> [Your task]: Across the listing below, count the lines that mention the string "presence". Reply with the figure only.

> [Stored items]:
════════

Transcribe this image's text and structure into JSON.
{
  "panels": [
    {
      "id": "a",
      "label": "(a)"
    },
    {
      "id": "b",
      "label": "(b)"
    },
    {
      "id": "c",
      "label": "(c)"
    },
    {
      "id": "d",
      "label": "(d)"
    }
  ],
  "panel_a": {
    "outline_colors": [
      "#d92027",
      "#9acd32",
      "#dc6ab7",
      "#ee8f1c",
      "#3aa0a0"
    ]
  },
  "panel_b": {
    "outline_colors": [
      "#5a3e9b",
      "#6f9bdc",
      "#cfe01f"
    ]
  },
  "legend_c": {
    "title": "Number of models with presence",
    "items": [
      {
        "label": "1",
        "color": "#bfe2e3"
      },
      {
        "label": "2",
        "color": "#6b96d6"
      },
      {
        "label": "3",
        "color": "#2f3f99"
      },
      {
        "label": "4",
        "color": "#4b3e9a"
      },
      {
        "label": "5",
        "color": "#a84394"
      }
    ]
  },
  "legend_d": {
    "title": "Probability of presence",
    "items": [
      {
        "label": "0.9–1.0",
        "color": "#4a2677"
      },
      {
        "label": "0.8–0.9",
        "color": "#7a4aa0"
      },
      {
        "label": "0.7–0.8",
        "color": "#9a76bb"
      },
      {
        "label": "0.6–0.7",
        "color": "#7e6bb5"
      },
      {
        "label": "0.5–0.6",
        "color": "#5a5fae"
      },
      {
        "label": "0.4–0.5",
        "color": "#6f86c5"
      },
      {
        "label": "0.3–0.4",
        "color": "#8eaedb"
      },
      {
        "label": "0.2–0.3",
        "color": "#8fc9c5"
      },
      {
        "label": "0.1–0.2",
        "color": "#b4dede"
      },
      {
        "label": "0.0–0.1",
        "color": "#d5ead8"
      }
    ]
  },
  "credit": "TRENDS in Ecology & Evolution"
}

════════

> [Correct response]: 2